The problem:
Restate the complete material exactly.

>> BEGIN Records shown

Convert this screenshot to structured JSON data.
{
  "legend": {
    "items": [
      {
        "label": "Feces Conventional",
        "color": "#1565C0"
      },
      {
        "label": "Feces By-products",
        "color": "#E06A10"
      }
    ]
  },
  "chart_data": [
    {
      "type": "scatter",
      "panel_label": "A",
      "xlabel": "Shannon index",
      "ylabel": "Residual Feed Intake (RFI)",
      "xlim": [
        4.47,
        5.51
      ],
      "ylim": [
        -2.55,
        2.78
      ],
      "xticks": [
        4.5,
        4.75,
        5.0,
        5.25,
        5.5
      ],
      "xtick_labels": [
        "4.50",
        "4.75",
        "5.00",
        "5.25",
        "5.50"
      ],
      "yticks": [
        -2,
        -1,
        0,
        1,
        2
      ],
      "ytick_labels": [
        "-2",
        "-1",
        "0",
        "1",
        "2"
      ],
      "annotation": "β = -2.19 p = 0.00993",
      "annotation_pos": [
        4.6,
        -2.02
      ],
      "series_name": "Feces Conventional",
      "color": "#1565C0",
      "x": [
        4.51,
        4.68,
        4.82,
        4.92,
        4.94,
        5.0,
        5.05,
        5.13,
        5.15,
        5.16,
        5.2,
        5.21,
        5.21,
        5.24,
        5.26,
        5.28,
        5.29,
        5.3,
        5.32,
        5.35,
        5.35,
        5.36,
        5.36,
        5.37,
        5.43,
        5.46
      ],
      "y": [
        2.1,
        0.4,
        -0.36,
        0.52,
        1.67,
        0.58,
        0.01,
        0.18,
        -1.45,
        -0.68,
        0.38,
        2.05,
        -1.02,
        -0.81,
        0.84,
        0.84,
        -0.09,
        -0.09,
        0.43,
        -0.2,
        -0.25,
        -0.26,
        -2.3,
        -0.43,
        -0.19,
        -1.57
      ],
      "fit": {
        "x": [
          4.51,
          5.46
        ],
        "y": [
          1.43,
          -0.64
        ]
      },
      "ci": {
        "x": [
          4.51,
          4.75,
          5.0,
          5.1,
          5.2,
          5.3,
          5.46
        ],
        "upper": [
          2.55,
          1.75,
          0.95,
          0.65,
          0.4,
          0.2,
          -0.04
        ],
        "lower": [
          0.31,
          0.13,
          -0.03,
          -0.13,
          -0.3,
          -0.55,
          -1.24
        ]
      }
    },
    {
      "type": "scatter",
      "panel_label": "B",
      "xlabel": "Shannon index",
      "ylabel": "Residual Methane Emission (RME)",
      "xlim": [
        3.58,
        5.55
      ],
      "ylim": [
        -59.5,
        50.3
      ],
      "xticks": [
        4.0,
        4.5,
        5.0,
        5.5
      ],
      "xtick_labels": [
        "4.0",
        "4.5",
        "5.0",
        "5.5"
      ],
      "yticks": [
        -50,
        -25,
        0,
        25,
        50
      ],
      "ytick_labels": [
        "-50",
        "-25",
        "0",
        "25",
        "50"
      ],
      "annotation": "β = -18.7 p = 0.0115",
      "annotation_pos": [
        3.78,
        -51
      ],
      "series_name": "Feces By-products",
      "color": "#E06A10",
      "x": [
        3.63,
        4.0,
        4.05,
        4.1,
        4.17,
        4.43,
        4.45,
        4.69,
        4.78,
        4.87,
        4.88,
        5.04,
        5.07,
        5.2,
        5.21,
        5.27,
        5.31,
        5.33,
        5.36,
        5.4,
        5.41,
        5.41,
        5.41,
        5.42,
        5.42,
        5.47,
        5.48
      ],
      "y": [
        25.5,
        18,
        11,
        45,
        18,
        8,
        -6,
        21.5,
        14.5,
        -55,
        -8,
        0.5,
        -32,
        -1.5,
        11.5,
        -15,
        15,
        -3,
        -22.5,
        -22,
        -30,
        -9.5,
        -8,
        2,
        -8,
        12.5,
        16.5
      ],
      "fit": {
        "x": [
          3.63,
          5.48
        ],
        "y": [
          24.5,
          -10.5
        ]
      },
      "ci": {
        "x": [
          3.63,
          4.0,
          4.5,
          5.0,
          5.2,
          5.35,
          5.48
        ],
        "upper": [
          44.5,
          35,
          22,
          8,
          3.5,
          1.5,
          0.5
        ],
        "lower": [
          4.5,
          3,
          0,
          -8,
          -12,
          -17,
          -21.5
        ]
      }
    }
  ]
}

>> END Records shown

Worked answer:
Convert this screenshot to structured JSON data.
{
  "legend": {
    "items": [
      {
        "label": "Feces Conventional",
        "color": "#1565C0"
      },
      {
        "label": "Feces By-products",
        "color": "#E06A10"
      }
    ]
  },
  "chart_data": [
    {
      "type": "scatter",
      "panel_label": "A",
      "xlabel": "Shannon index",
      "ylabel": "Residual Feed Intake (RFI)",
      "xlim": [
        4.47,
        5.51
      ],
      "ylim": [
        -2.55,
        2.78
      ],
      "xticks": [
        4.5,
        4.75,
        5.0,
        5.25,
        5.5
      ],
      "xtick_labels": [
        "4.50",
        "4.75",
        "5.00",
        "5.25",
        "5.50"
      ],
      "yticks": [
        -2,
        -1,
        0,
        1,
        2
      ],
      "ytick_labels": [
        "-2",
        "-1",
        "0",
        "1",
        "2"
      ],
      "annotation": "β = -2.19 p = 0.00993",
      "annotation_pos": [
        4.6,
        -2.02
      ],
      "series_name": "Feces Conventional",
      "color": "#1565C0",
      "x": [
        4.51,
        4.68,
        4.82,
        4.92,
        4.94,
        5.0,
        5.05,
        5.13,
        5.15,
        5.16,
        5.2,
        5.21,
        5.21,
        5.24,
        5.26,
        5.28,
        5.29,
        5.3,
        5.32,
        5.35,
        5.35,
        5.36,
        5.36,
        5.37,
        5.43,
        5.46
      ],
      "y": [
        2.1,
        0.4,
        -0.36,
        0.52,
        1.67,
        0.58,
        0.01,
        0.18,
        -1.45,
        -0.68,
        0.38,
        2.05,
        -1.02,
        -0.81,
        0.84,
        0.84,
        -0.09,
        -0.09,
        0.43,
        -0.2,
        -0.25,
        -0.26,
        -2.3,
        -0.43,
        -0.19,
        -1.57
      ],
      "fit": {
        "x": [
          4.51,
          5.46
        ],
        "y": [
          1.43,
          -0.64
        ]
      },
      "ci": {
        "x": [
          4.51,
          4.75,
          5.0,
          5.1,
          5.2,
          5.3,
          5.46
        ],
        "upper": [
          2.55,
          1.75,
          0.95,
          0.65,
          0.4,
          0.2,
          -0.04
        ],
        "lower": [
          0.31,
          0.13,
          -0.03,
          -0.13,
          -0.3,
          -0.55,
          -1.24
        ]
      }
    },
    {
      "type": "scatter",
      "panel_label": "B",
      "xlabel": "Shannon index",
      "ylabel": "Residual Methane Emission (RME)",
      "xlim": [
        3.58,
        5.55
      ],
      "ylim": [
        -59.5,
        50.3
      ],
      "xticks": [
        4.0,
        4.5,
        5.0,
        5.5
      ],
      "xtick_labels": [
        "4.0",
        "4.5",
        "5.0",
        "5.5"
      ],
      "yticks": [
        -50,
        -25,
        0,
        25,
        50
      ],
      "ytick_labels": [
        "-50",
        "-25",
        "0",
        "25",
        "50"
      ],
      "annotation": "β = -18.7 p = 0.0115",
      "annotation_pos": [
        3.78,
        -51
      ],
      "series_name": "Feces By-products",
      "color": "#E06A10",
      "x": [
        3.63,
        4.0,
        4.05,
        4.1,
        4.17,
        4.43,
        4.45,
        4.69,
        4.78,
        4.87,
        4.88,
        5.04,
        5.07,
        5.2,
        5.21,
        5.27,
        5.31,
        5.33,
        5.36,
        5.4,
        5.41,
        5.41,
        5.41,
        5.42,
        5.42,
        5.47,
        5.48
      ],
      "y": [
        25.5,
        18,
        11,
        45,
        18,
        8,
        -6,
        21.5,
        14.5,
        -55,
        -8,
        0.5,
        -32,
        -1.5,
        11.5,
        -15,
        15,
        -3,
        -22.5,
        -22,
        -30,
        -9.5,
        -8,
        2,
        -8,
        12.5,
        16.5
      ],
      "fit": {
        "x": [
          3.63,
          5.48
        ],
        "y": [
          24.5,
          -10.5
        ]
      },
      "ci": {
        "x": [
          3.63,
          4.0,
          4.5,
          5.0,
          5.2,
          5.35,
          5.48
        ],
        "upper": [
          44.5,
          35,
          22,
          8,
          3.5,
          1.5,
          0.5
        ],
        "lower": [
          4.5,
          3,
          0,
          -8,
          -12,
          -17,
          -21.5
        ]
      }
    }
  ]
}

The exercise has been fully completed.